**OBJECTIVE**
Go through the listing and return every line with "header" in it.

Records from a collection
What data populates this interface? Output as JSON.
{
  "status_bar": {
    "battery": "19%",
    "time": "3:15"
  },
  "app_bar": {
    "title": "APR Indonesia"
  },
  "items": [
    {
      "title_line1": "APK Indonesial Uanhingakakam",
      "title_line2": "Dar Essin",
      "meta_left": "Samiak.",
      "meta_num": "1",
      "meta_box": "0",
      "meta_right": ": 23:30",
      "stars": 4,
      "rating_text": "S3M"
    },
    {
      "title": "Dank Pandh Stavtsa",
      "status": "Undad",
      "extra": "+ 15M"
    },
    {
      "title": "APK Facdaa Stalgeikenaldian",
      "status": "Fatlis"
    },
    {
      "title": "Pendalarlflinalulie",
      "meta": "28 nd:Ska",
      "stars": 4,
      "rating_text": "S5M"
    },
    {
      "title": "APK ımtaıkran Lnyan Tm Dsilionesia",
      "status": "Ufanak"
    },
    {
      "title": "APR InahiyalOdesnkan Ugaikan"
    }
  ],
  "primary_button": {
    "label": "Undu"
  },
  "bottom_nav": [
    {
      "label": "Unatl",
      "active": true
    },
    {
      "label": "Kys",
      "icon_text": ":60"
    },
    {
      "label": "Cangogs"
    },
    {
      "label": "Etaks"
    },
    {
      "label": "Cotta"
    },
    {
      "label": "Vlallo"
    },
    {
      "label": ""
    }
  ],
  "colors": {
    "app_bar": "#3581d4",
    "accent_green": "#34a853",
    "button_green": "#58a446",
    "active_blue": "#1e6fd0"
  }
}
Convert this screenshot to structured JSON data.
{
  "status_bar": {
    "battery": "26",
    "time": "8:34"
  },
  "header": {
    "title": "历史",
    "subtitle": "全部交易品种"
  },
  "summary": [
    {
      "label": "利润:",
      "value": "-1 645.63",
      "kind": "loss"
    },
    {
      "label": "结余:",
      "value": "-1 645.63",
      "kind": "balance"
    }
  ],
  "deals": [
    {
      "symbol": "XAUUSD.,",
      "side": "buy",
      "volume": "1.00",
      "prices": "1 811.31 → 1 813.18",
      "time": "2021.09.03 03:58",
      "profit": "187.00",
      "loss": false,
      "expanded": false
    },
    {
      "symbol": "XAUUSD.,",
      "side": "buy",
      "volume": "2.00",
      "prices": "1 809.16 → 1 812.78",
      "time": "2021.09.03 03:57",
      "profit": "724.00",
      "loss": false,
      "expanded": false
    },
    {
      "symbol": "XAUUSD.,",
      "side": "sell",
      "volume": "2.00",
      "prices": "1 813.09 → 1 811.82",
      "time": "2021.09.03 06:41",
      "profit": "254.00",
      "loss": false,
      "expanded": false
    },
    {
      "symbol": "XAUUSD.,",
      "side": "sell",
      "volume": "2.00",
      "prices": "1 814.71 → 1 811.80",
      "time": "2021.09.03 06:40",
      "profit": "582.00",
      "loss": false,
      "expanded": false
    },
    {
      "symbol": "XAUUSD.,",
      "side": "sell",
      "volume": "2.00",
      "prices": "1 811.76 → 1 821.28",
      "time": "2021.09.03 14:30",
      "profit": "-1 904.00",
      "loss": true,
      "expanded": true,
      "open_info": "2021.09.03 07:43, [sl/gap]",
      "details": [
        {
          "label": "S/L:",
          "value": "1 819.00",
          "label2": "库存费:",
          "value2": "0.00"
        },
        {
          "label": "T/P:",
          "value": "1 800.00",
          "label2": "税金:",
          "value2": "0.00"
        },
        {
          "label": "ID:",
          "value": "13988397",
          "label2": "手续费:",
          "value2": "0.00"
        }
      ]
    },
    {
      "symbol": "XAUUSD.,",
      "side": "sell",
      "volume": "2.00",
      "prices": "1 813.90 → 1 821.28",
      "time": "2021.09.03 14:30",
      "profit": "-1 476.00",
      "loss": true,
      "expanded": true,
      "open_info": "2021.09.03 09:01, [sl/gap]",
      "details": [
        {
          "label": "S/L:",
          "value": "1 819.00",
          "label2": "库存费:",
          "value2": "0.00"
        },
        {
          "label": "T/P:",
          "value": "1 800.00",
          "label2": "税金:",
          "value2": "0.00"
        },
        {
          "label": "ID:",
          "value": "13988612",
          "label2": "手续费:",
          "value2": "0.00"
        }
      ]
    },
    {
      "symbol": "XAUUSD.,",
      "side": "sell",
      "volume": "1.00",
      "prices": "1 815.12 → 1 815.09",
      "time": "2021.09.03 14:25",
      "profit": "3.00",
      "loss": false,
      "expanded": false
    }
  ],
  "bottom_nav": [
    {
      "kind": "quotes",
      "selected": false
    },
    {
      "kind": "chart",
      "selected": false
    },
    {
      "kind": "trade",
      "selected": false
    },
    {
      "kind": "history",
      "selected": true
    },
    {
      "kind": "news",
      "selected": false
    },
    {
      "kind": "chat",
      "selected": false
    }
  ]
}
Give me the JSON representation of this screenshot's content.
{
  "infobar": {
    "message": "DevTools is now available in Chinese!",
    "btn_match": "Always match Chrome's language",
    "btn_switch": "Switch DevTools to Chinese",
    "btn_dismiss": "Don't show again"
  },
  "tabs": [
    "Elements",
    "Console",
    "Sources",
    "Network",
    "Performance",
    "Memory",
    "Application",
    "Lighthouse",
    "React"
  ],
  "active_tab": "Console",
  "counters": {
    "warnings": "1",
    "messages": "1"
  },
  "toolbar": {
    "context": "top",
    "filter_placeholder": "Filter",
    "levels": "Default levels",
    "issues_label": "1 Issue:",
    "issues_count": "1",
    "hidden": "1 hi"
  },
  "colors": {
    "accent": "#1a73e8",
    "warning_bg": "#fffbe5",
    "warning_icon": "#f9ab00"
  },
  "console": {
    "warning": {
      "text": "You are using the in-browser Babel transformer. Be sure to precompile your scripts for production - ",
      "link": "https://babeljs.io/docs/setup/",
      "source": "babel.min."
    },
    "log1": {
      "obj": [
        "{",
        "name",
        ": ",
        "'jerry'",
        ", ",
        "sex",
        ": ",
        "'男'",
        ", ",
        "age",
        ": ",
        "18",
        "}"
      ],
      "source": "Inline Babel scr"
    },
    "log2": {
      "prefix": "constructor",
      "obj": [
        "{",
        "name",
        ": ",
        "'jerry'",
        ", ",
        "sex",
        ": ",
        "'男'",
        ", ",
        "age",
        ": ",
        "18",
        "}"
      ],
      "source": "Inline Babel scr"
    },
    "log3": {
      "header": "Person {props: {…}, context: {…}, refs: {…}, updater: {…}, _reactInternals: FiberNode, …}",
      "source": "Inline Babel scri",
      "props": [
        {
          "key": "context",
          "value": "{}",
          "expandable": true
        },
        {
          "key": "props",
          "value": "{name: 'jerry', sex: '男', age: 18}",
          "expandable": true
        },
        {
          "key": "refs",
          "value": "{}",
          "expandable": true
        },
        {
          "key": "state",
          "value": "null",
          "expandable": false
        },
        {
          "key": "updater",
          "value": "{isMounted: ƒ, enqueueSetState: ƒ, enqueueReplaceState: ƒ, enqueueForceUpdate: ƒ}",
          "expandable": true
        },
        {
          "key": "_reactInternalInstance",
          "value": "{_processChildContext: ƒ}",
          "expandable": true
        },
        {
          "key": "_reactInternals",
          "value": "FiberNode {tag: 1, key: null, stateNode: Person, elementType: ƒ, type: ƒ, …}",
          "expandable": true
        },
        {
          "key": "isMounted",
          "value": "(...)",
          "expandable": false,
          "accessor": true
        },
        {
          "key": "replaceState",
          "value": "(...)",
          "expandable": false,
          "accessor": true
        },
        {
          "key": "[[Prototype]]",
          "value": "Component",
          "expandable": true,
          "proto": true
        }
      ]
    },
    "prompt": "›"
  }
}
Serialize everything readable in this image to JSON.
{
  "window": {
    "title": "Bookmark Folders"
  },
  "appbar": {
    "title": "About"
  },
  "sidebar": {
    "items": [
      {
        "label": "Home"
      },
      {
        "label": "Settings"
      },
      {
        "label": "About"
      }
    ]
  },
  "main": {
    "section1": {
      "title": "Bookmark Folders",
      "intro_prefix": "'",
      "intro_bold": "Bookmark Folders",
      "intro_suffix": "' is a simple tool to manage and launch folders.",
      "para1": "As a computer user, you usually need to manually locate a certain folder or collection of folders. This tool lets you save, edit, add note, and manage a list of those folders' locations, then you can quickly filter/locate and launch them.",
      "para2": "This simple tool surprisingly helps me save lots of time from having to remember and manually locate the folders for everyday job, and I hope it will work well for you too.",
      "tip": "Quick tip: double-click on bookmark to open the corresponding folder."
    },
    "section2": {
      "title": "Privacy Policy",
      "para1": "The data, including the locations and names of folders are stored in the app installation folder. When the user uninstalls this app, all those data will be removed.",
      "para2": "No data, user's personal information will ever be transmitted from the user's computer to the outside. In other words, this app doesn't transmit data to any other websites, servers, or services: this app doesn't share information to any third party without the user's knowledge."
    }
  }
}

**ANSWER TO THIS PROBLEM**
  "header": {
      "header": "Person {props: {…}, context: {…}, refs: {…}, updater: {…}, _reactInternals: FiberNode, …}",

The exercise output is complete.